• Tasks:
#1 In the math solutions excerpt, switch "circumference" to "perimeter" and reproduce the passage between "Yes, this was" and "the radius itself.", inclusive.
#2 List every point named by a letter in the math solutions excerpt, together with the coordinates the excerpt gives for it.
#3 Extend the math solutions excerpt with the next part, starting after its final sentence.

• Excerpt:
** start **
If you didn't remember how to complete the square, you could have started by writing an equation for choice (1), expanding it, and seeing if you got the same equation. If it was wrong, it would have been a matter of signs, so if you started with an incorrect choice, you could have deduced the correct one.

**17. ***The density of the American white oak tree is 752 kilograms per cubic meter. If the trunk of an American white oak tree has a circumference of 4.5 meters and the height of the trunk is 8 meters, what is the approximate number of kilograms of the trunk?*

(2) 9694.
d = m / V or d = m / (pi * r^{2} * h). C = 2*pi*r so r = C / (2 * pi) = 0.7162

752 = m / (pi*0.71612^{2}*8)

m = 752 * (pi*0.71612^{2}*8) = 9692.355

which is approximately 9694, with errors for rounding in the middle of the problem.

Yes, this was an unnecessarily complicated problem for a multiple-choice question. They could have give a *diameter* instead of the circumference, or even just given the radius itself.

(1) 150(0.85)_{m}. The hot chocolate is getting cooler, and the temperature is getting lower. Therefore, the base must be less than one (**exponential decay**), so choices (2) and (4) are out. If m = 0, then 150(0.85)_{0} = 150(1) = 150, which fits the table. The correct choice is (1). In choice (3), m - 1 would give an exponent of -1, which would actually increase the temperature at m = 0.

**18. ***Point P is on the directed line segment from point X(-6, -2) to point Y(6, 7) and divides the segment in the ratio 1:5. What are the coordinates of point P?*

(4) (-4, -1/2). The ratio 1:5 represents 1x + 5x which is 6x. If the calculate the distance between the two x-coordinates, the x-coordinate of P is 1/6th to the right of the x coordinate of point X. If the calculate the distance between the two y-coordinates, the y-coordinate of P is 1/6th to the above of the y coordinate of point X (not point Y).

From -6 to 6 is 12 spaces, and 1/6(12) = 2; -6 + 2 = -4. The answer is choice (4). You can verify with y.
** end **
• Given information:
** start **
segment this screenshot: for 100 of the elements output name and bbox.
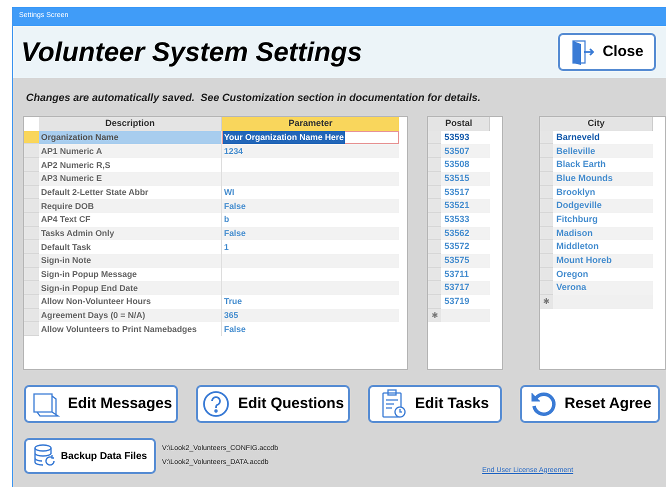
** end **
• Answers for this exercise:
#1
Yes, this was an unnecessarily complicated problem for a multiple-choice question. They could have give a *diameter* instead of the perimeter, or even just given the radius itself.

#2 X(-6, -2), Y(6, 7), P(-4, -1/2)

#3
From -2 to 7 is 9 spaces, and 1/6(9) = 1.5; -2 + 1.5 = -1/2, which is choice (4).

**19. **Due to a typographical error in the test booklet, there is no correct answer for question 19. I'm repeating it here just in case a teacher accidentally assigns it and a student puts it into a search engine.

*In circle O, diameter AB, chord BC and radius OC are drawn, and the measure of arc BC is 108 ^{o}. Some students wrote these formulas to find the area of sector COB (omitted)
Which students wrote correct formulas?*

No answer.

**20. ***Tennis balls are sold in cylindrical cans with the balls stacked one on top of the other. A tennis ball has a diameter of 6.7 cm. To the nearest cubic centimeter, what is the minimum volume of the can that holds a stack of 4 tennis balls?*

(4) 945. Volume = (pi)r^{2}h, r = 6.7/2 = 3.35, h = 4(6.7) = 26.8

V = (pi)(3.35)^2(26.8) = 944.87... = 945

**21. ***Line segment A'B', whose endpoints are (4, -2) and (16, 14) is the image of AB after a dilation of 1/2 centered at the origin. What is the length of AB?*

(4) 40. You could either find the length and double it (the image is 1/2 the original) or you can double the x- and y-values and then find the length. Your choice. The distance between the x values is 16 - 4 = 12. The distance between the y-values is 14 - (-2) = 16. Using either the distance formula, or Pythagorean theorem, you will find that the distance between the two is 20. (You know that 12-16-20 is just a 3-4-5 right triangle times 4, right?)

Since the image is half the length of the original, the length of AB is 40.

**22. ***Given: Triangle ABE and triangle CBD shown in the diagram below with DB = BE
*

Which statement is needed to prove triangle ABE = ACBD using only SAS = SAS?

Which statement is needed to prove triangle ABE = ACBD using only SAS = SAS?

(3) AD = CE. You are given DB = BE. Angle B is congruent to itself by the *Reflexive Property*. You need to know that AB = BC, but since you already know that DB = BE, then if AD = CE, you can conclude that AB = BC by the *Addition Postulate*. That will give you SAS = SAS.

**23. ***In the diagram below, BC is the diameter of circle A.
*

Point D, which is unique from points D and C, is plotted on circle A. Which statement must always be true?

Point D, which is unique from points D and C, is plotted on circle A. Which statement must always be true?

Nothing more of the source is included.